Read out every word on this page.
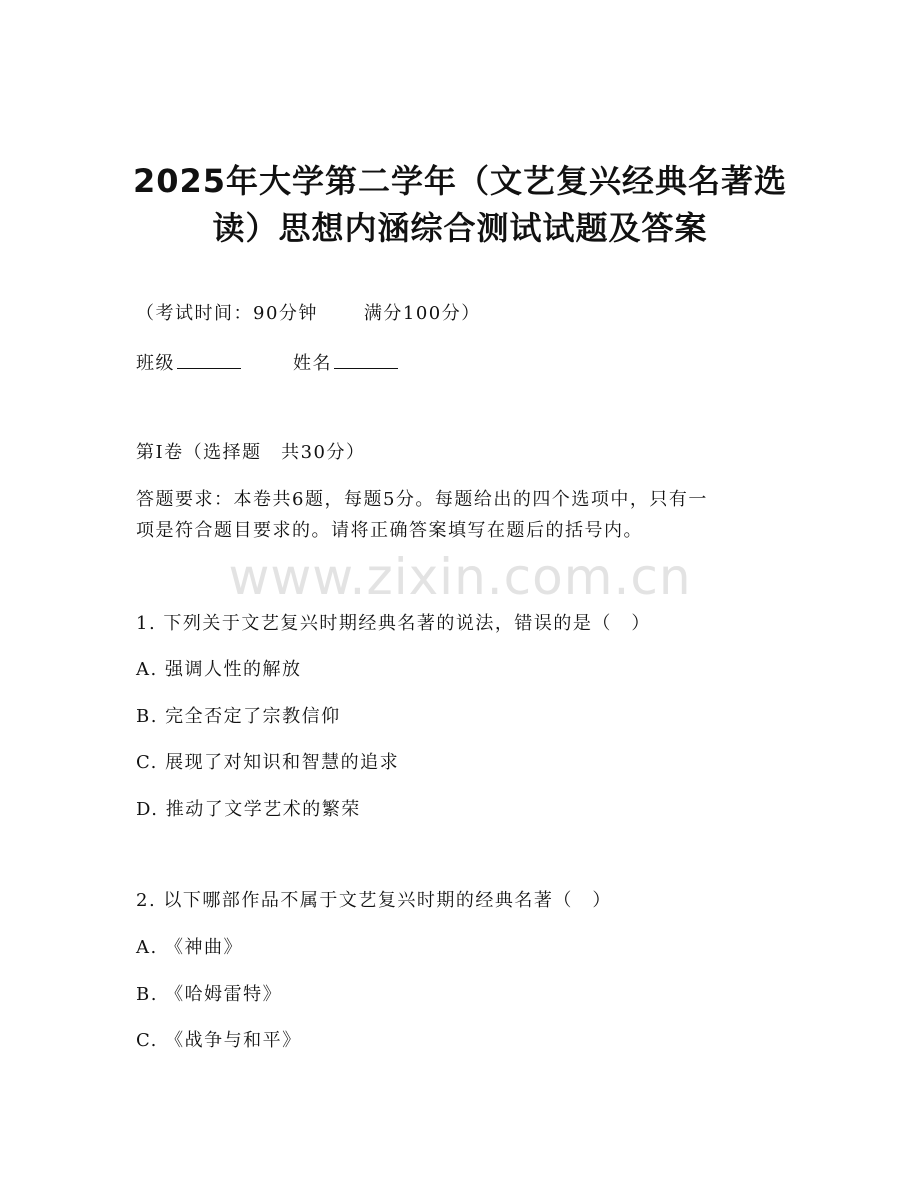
2025年大学第二学年（文艺复兴经典名著选
读）思想内涵综合测试试题及答案
（考试时间：90分钟	满分100分）
班级	姓名
第I卷（选择题　共30分）
答题要求：本卷共6题，每题5分。每题给出的四个选项中，只有一
项是符合题目要求的。请将正确答案填写在题后的括号内。
www.zixin.com.cn
1. 下列关于文艺复兴时期经典名著的说法，错误的是（　）
A. 强调人性的解放
B. 完全否定了宗教信仰
C. 展现了对知识和智慧的追求
D. 推动了文学艺术的繁荣
2. 以下哪部作品不属于文艺复兴时期的经典名著（　）
A. 《神曲》
B. 《哈姆雷特》
C. 《战争与和平》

########

Given task.
Copy out all the data without changing anything, and drop the pictures.

Expected output.
Read out every word on this page.
2025年大学第二学年（文艺复兴经典名著选
读）思想内涵综合测试试题及答案
（考试时间：90分钟	满分100分）
班级	姓名
第I卷（选择题　共30分）
答题要求：本卷共6题，每题5分。每题给出的四个选项中，只有一
项是符合题目要求的。请将正确答案填写在题后的括号内。
www.zixin.com.cn
1. 下列关于文艺复兴时期经典名著的说法，错误的是（　）
A. 强调人性的解放
B. 完全否定了宗教信仰
C. 展现了对知识和智慧的追求
D. 推动了文学艺术的繁荣
2. 以下哪部作品不属于文艺复兴时期的经典名著（　）
A. 《神曲》
B. 《哈姆雷特》
C. 《战争与和平》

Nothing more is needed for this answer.